=== Directions ===
Return the entries verbatim and drop every picture.

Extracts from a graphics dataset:
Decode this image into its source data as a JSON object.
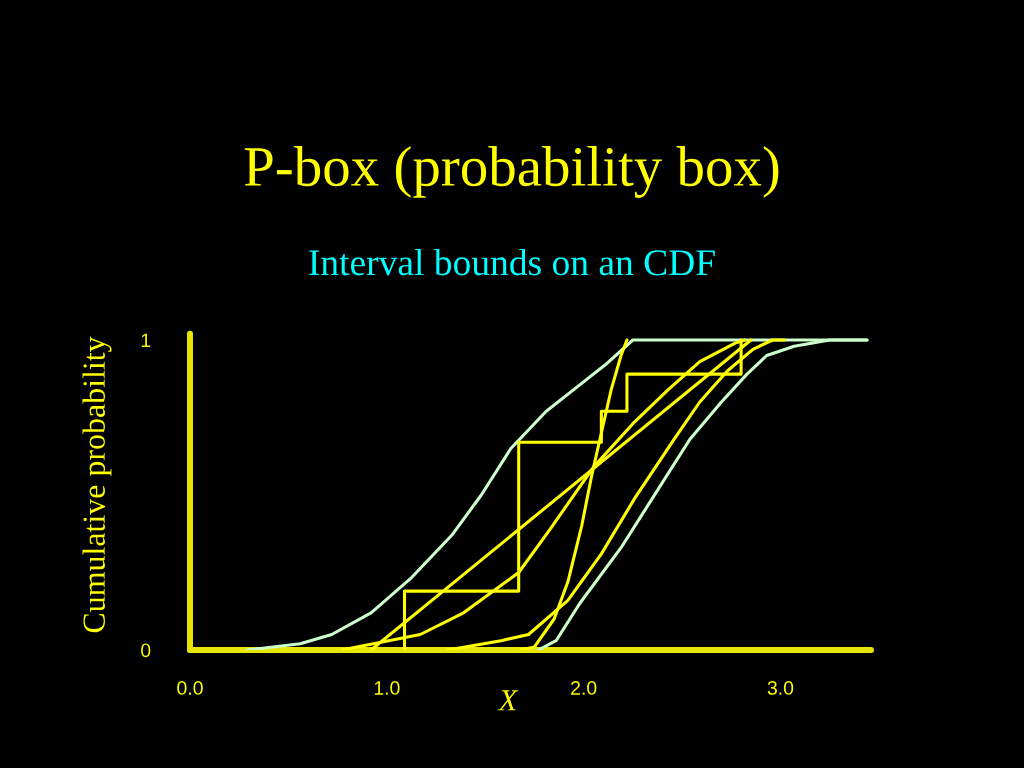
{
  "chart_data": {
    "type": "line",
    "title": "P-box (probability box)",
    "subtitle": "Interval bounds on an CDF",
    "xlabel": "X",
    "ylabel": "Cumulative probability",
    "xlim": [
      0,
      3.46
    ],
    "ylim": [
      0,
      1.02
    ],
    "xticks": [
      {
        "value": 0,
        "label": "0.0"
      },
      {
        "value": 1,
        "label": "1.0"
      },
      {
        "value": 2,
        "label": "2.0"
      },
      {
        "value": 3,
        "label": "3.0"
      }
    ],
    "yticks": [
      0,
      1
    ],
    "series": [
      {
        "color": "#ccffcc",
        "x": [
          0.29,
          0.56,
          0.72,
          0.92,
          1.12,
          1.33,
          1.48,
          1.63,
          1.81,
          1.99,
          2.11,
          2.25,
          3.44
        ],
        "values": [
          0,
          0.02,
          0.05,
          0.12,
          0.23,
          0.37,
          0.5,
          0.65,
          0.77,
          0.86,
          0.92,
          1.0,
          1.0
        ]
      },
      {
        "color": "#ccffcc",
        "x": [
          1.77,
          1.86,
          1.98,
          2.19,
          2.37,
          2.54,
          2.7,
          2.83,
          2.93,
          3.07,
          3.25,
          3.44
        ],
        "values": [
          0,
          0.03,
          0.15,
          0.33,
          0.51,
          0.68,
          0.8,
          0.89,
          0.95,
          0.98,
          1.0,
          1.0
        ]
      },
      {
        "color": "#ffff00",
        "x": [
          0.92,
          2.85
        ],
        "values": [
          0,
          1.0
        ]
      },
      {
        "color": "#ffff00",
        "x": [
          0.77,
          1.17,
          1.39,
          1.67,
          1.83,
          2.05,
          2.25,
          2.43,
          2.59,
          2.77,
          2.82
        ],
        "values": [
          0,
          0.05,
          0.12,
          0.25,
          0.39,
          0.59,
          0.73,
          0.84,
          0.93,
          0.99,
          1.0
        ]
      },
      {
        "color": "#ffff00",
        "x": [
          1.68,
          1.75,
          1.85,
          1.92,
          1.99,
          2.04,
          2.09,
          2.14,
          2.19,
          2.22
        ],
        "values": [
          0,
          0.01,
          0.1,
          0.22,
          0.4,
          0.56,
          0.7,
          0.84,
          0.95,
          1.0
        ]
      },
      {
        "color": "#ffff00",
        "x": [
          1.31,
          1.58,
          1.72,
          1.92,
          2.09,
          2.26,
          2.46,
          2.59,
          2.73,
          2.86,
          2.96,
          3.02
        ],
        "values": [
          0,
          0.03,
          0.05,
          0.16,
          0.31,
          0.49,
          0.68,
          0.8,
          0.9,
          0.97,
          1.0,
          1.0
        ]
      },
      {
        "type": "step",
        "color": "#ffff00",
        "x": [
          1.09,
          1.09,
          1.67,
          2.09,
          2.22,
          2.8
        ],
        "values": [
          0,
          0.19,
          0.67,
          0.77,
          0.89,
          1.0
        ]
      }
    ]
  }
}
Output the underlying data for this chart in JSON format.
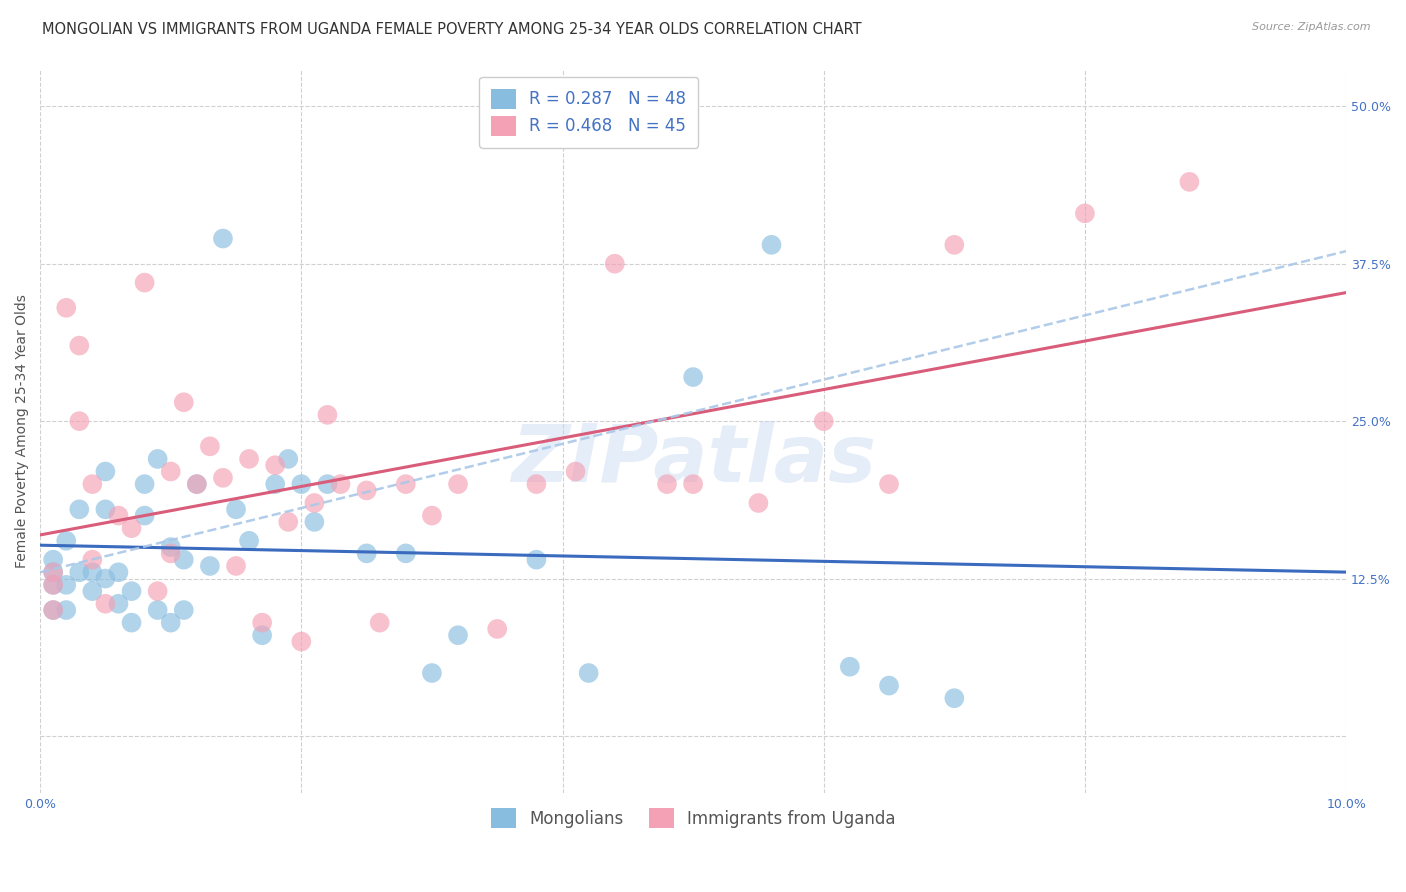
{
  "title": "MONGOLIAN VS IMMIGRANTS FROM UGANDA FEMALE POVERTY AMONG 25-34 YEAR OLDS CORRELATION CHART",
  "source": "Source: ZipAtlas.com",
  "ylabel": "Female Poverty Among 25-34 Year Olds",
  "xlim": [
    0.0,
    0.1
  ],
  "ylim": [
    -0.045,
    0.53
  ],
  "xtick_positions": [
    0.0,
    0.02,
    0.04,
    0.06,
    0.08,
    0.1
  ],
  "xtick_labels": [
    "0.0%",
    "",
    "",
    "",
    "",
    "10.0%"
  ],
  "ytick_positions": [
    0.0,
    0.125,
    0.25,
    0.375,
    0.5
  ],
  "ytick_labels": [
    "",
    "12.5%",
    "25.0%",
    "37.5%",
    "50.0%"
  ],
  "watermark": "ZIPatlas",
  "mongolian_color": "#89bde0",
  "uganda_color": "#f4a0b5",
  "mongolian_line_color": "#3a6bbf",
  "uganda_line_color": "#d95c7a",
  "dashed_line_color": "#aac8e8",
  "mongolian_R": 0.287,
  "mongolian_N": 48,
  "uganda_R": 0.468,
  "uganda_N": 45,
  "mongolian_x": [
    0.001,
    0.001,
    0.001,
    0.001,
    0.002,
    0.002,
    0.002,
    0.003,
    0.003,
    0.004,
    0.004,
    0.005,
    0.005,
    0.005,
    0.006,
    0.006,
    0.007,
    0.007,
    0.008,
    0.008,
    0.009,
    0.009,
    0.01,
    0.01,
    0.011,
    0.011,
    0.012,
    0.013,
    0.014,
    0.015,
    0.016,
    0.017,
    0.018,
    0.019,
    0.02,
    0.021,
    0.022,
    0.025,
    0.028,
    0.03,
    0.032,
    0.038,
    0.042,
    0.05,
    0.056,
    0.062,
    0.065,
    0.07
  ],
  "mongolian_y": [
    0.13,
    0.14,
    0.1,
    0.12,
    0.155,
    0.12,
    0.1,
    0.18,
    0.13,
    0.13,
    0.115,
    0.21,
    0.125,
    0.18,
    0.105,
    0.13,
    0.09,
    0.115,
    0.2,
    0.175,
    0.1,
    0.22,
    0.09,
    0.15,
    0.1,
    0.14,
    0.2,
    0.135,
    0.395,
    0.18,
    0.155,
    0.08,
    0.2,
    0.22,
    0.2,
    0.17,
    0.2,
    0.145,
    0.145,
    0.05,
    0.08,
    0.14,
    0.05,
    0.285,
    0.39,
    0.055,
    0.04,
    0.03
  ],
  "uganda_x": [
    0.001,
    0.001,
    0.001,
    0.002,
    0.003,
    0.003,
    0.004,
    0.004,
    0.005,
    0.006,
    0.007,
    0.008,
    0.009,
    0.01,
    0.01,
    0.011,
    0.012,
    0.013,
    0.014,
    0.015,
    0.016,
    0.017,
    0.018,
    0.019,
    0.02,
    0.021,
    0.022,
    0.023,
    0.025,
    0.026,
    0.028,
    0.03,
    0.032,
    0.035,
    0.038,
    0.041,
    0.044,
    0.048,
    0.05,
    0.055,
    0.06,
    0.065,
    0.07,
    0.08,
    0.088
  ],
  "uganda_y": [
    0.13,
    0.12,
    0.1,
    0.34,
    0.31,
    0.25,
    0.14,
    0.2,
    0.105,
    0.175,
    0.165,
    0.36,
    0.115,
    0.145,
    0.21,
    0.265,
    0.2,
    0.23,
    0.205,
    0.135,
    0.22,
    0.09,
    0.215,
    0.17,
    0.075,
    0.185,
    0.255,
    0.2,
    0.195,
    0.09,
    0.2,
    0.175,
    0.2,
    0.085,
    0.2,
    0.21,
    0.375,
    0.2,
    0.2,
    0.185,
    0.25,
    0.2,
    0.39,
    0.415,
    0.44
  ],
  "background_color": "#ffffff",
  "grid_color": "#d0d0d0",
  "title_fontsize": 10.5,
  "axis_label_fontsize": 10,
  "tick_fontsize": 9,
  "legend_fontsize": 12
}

=== Solution ===
Decode this image into its source data as a JSON object.
{
  "chart_data": {
    "type": "line",
    "title": "P-box (probability box)",
    "subtitle": "Interval bounds on an CDF",
    "xlabel": "X",
    "ylabel": "Cumulative probability",
    "xlim": [
      0,
      3.46
    ],
    "ylim": [
      0,
      1.02
    ],
    "xticks": [
      {
        "value": 0,
        "label": "0.0"
      },
      {
        "value": 1,
        "label": "1.0"
      },
      {
        "value": 2,
        "label": "2.0"
      },
      {
        "value": 3,
        "label": "3.0"
      }
    ],
    "yticks": [
      0,
      1
    ],
    "series": [
      {
        "color": "#ccffcc",
        "x": [
          0.29,
          0.56,
          0.72,
          0.92,
          1.12,
          1.33,
          1.48,
          1.63,
          1.81,
          1.99,
          2.11,
          2.25,
          3.44
        ],
        "values": [
          0,
          0.02,
          0.05,
          0.12,
          0.23,
          0.37,
          0.5,
          0.65,
          0.77,
          0.86,
          0.92,
          1.0,
          1.0
        ]
      },
      {
        "color": "#ccffcc",
        "x": [
          1.77,
          1.86,
          1.98,
          2.19,
          2.37,
          2.54,
          2.7,
          2.83,
          2.93,
          3.07,
          3.25,
          3.44
        ],
        "values": [
          0,
          0.03,
          0.15,
          0.33,
          0.51,
          0.68,
          0.8,
          0.89,
          0.95,
          0.98,
          1.0,
          1.0
        ]
      },
      {
        "color": "#ffff00",
        "x": [
          0.92,
          2.85
        ],
        "values": [
          0,
          1.0
        ]
      },
      {
        "color": "#ffff00",
        "x": [
          0.77,
          1.17,
          1.39,
          1.67,
          1.83,
          2.05,
          2.25,
          2.43,
          2.59,
          2.77,
          2.82
        ],
        "values": [
          0,
          0.05,
          0.12,
          0.25,
          0.39,
          0.59,
          0.73,
          0.84,
          0.93,
          0.99,
          1.0
        ]
      },
      {
        "color": "#ffff00",
        "x": [
          1.68,
          1.75,
          1.85,
          1.92,
          1.99,
          2.04,
          2.09,
          2.14,
          2.19,
          2.22
        ],
        "values": [
          0,
          0.01,
          0.1,
          0.22,
          0.4,
          0.56,
          0.7,
          0.84,
          0.95,
          1.0
        ]
      },
      {
        "color": "#ffff00",
        "x": [
          1.31,
          1.58,
          1.72,
          1.92,
          2.09,
          2.26,
          2.46,
          2.59,
          2.73,
          2.86,
          2.96,
          3.02
        ],
        "values": [
          0,
          0.03,
          0.05,
          0.16,
          0.31,
          0.49,
          0.68,
          0.8,
          0.9,
          0.97,
          1.0,
          1.0
        ]
      },
      {
        "type": "step",
        "color": "#ffff00",
        "x": [
          1.09,
          1.09,
          1.67,
          2.09,
          2.22,
          2.8
        ],
        "values": [
          0,
          0.19,
          0.67,
          0.77,
          0.89,
          1.0
        ]
      }
    ]
  }
}
Output the underlying data for this chart in JSON format.
{
  "title": "MONGOLIAN VS IMMIGRANTS FROM UGANDA FEMALE POVERTY AMONG 25-34 YEAR OLDS CORRELATION CHART",
  "source": "Source: ZipAtlas.com",
  "ylabel": "Female Poverty Among 25-34 Year Olds",
  "xlim": [
    0.0,
    0.1
  ],
  "ylim": [
    -0.045,
    0.53
  ],
  "xtick_positions": [
    0.0,
    0.02,
    0.04,
    0.06,
    0.08,
    0.1
  ],
  "xtick_labels": [
    "0.0%",
    "",
    "",
    "",
    "",
    "10.0%"
  ],
  "ytick_positions": [
    0.0,
    0.125,
    0.25,
    0.375,
    0.5
  ],
  "ytick_labels": [
    "",
    "12.5%",
    "25.0%",
    "37.5%",
    "50.0%"
  ],
  "watermark": "ZIPatlas",
  "mongolian_color": "#89bde0",
  "uganda_color": "#f4a0b5",
  "mongolian_line_color": "#3a6bbf",
  "uganda_line_color": "#d95c7a",
  "dashed_line_color": "#aac8e8",
  "mongolian_R": 0.287,
  "mongolian_N": 48,
  "uganda_R": 0.468,
  "uganda_N": 45,
  "mongolian_x": [
    0.001,
    0.001,
    0.001,
    0.001,
    0.002,
    0.002,
    0.002,
    0.003,
    0.003,
    0.004,
    0.004,
    0.005,
    0.005,
    0.005,
    0.006,
    0.006,
    0.007,
    0.007,
    0.008,
    0.008,
    0.009,
    0.009,
    0.01,
    0.01,
    0.011,
    0.011,
    0.012,
    0.013,
    0.014,
    0.015,
    0.016,
    0.017,
    0.018,
    0.019,
    0.02,
    0.021,
    0.022,
    0.025,
    0.028,
    0.03,
    0.032,
    0.038,
    0.042,
    0.05,
    0.056,
    0.062,
    0.065,
    0.07
  ],
  "mongolian_y": [
    0.13,
    0.14,
    0.1,
    0.12,
    0.155,
    0.12,
    0.1,
    0.18,
    0.13,
    0.13,
    0.115,
    0.21,
    0.125,
    0.18,
    0.105,
    0.13,
    0.09,
    0.115,
    0.2,
    0.175,
    0.1,
    0.22,
    0.09,
    0.15,
    0.1,
    0.14,
    0.2,
    0.135,
    0.395,
    0.18,
    0.155,
    0.08,
    0.2,
    0.22,
    0.2,
    0.17,
    0.2,
    0.145,
    0.145,
    0.05,
    0.08,
    0.14,
    0.05,
    0.285,
    0.39,
    0.055,
    0.04,
    0.03
  ],
  "uganda_x": [
    0.001,
    0.001,
    0.001,
    0.002,
    0.003,
    0.003,
    0.004,
    0.004,
    0.005,
    0.006,
    0.007,
    0.008,
    0.009,
    0.01,
    0.01,
    0.011,
    0.012,
    0.013,
    0.014,
    0.015,
    0.016,
    0.017,
    0.018,
    0.019,
    0.02,
    0.021,
    0.022,
    0.023,
    0.025,
    0.026,
    0.028,
    0.03,
    0.032,
    0.035,
    0.038,
    0.041,
    0.044,
    0.048,
    0.05,
    0.055,
    0.06,
    0.065,
    0.07,
    0.08,
    0.088
  ],
  "uganda_y": [
    0.13,
    0.12,
    0.1,
    0.34,
    0.31,
    0.25,
    0.14,
    0.2,
    0.105,
    0.175,
    0.165,
    0.36,
    0.115,
    0.145,
    0.21,
    0.265,
    0.2,
    0.23,
    0.205,
    0.135,
    0.22,
    0.09,
    0.215,
    0.17,
    0.075,
    0.185,
    0.255,
    0.2,
    0.195,
    0.09,
    0.2,
    0.175,
    0.2,
    0.085,
    0.2,
    0.21,
    0.375,
    0.2,
    0.2,
    0.185,
    0.25,
    0.2,
    0.39,
    0.415,
    0.44
  ],
  "background_color": "#ffffff",
  "grid_color": "#d0d0d0",
  "title_fontsize": 10.5,
  "axis_label_fontsize": 10,
  "tick_fontsize": 9,
  "legend_fontsize": 12
}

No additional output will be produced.